Please lay out the lines from the very first one up to and including the line with "bullet-text: The thread" as a JSON list of strings, one string per line, with blank lines left out.
####################
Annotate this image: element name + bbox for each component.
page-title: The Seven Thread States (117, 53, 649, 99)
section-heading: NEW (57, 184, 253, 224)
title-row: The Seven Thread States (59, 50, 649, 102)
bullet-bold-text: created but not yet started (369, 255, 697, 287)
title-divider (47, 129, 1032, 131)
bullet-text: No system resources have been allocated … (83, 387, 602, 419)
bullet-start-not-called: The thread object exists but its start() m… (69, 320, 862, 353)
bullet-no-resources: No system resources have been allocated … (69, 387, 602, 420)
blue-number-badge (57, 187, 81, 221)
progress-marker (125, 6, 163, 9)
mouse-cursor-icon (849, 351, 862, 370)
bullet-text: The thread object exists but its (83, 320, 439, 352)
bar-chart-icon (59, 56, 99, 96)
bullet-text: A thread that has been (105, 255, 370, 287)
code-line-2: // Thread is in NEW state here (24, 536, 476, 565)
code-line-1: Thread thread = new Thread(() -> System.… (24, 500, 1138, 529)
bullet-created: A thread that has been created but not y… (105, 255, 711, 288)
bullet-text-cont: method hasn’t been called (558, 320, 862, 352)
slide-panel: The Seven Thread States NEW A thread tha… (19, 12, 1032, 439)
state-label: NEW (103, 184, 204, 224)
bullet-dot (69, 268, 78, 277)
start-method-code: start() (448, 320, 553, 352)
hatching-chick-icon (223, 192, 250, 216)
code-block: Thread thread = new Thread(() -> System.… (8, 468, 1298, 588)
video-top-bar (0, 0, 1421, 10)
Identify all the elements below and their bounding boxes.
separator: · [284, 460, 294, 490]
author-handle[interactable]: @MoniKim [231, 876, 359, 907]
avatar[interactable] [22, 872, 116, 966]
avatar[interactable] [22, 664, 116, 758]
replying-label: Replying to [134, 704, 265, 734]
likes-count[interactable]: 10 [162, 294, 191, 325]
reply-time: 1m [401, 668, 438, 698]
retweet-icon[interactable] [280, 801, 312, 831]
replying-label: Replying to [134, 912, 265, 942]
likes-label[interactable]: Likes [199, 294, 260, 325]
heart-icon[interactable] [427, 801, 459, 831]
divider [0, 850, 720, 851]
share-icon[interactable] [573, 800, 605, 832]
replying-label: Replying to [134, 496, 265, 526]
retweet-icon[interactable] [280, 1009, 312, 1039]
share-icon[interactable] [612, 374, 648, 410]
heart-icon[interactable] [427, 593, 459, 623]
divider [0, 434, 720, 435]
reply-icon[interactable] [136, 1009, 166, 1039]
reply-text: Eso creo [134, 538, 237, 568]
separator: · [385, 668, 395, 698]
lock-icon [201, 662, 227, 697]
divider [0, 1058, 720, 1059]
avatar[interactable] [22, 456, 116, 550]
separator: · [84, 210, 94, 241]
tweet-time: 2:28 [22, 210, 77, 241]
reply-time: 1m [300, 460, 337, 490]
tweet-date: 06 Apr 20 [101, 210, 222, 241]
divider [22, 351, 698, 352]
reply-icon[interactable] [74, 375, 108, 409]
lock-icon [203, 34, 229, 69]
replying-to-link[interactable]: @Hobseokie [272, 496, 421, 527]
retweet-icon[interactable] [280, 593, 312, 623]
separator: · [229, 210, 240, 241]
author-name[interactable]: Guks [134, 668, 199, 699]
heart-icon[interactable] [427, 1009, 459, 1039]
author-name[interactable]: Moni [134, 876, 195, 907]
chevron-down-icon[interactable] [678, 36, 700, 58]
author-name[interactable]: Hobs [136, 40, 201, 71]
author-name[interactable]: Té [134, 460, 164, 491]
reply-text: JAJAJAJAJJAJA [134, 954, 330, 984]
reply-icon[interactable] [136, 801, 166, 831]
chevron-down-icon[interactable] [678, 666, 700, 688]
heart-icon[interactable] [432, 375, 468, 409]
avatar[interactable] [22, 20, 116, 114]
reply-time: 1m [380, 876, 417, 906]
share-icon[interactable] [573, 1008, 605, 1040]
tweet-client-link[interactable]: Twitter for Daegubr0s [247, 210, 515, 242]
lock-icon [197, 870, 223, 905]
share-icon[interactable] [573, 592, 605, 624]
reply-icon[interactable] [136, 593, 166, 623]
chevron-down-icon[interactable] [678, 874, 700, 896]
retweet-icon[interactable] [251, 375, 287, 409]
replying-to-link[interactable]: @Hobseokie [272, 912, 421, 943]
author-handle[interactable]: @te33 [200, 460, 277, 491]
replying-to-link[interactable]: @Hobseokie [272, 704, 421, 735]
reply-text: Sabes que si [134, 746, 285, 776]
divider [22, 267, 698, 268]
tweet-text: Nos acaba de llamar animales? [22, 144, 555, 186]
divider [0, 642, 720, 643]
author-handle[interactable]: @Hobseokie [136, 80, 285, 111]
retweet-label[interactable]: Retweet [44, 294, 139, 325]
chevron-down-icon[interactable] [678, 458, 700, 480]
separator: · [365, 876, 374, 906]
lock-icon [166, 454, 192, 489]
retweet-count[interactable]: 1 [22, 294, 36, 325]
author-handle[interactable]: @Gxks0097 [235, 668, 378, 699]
####################
* [Completed task]:
[
  "Annotate this image: element name + bbox for each component.",
  "page-title: The Seven Thread States (117, 53, 649, 99)",
  "section-heading: NEW (57, 184, 253, 224)",
  "title-row: The Seven Thread States (59, 50, 649, 102)",
  "bullet-bold-text: created but not yet started (369, 255, 697, 287)",
  "title-divider (47, 129, 1032, 131)",
  "bullet-text: No system resources have been allocated … (83, 387, 602, 419)",
  "bullet-start-not-called: The thread object exists but its start() m… (69, 320, 862, 353)",
  "bullet-no-resources: No system resources have been allocated … (69, 387, 602, 420)",
  "blue-number-badge (57, 187, 81, 221)",
  "progress-marker (125, 6, 163, 9)",
  "mouse-cursor-icon (849, 351, 862, 370)",
  "bullet-text: The thread object exists but its (83, 320, 439, 352)"
]